# [Stored rows]

--- start ---

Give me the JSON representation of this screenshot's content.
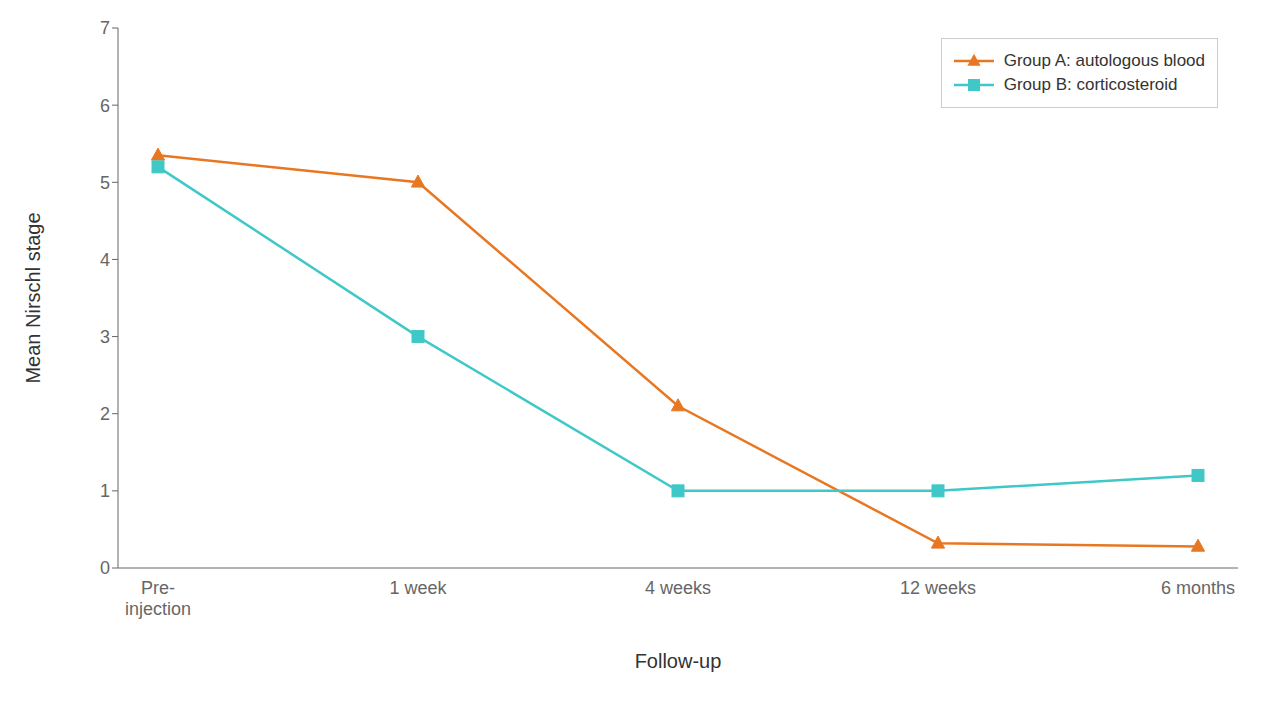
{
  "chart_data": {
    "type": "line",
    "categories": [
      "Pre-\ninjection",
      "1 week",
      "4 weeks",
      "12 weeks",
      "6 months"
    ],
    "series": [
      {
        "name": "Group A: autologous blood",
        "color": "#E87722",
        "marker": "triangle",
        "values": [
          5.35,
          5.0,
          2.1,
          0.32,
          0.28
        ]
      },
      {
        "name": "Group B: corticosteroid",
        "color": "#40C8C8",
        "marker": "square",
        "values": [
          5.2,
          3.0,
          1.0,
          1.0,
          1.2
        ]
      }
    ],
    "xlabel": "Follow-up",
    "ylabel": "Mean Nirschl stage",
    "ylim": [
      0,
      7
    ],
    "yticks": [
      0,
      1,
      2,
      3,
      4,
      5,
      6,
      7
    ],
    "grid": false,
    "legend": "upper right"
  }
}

--- end ---

Will you set down the records word for word while leaving out every picture?

Give me the JSON representation of this screenshot's content.
{
  "chart_data": {
    "type": "line",
    "categories": [
      "Pre-\ninjection",
      "1 week",
      "4 weeks",
      "12 weeks",
      "6 months"
    ],
    "series": [
      {
        "name": "Group A: autologous blood",
        "color": "#E87722",
        "marker": "triangle",
        "values": [
          5.35,
          5.0,
          2.1,
          0.32,
          0.28
        ]
      },
      {
        "name": "Group B: corticosteroid",
        "color": "#40C8C8",
        "marker": "square",
        "values": [
          5.2,
          3.0,
          1.0,
          1.0,
          1.2
        ]
      }
    ],
    "xlabel": "Follow-up",
    "ylabel": "Mean Nirschl stage",
    "ylim": [
      0,
      7
    ],
    "yticks": [
      0,
      1,
      2,
      3,
      4,
      5,
      6,
      7
    ],
    "grid": false,
    "legend": "upper right"
  }
}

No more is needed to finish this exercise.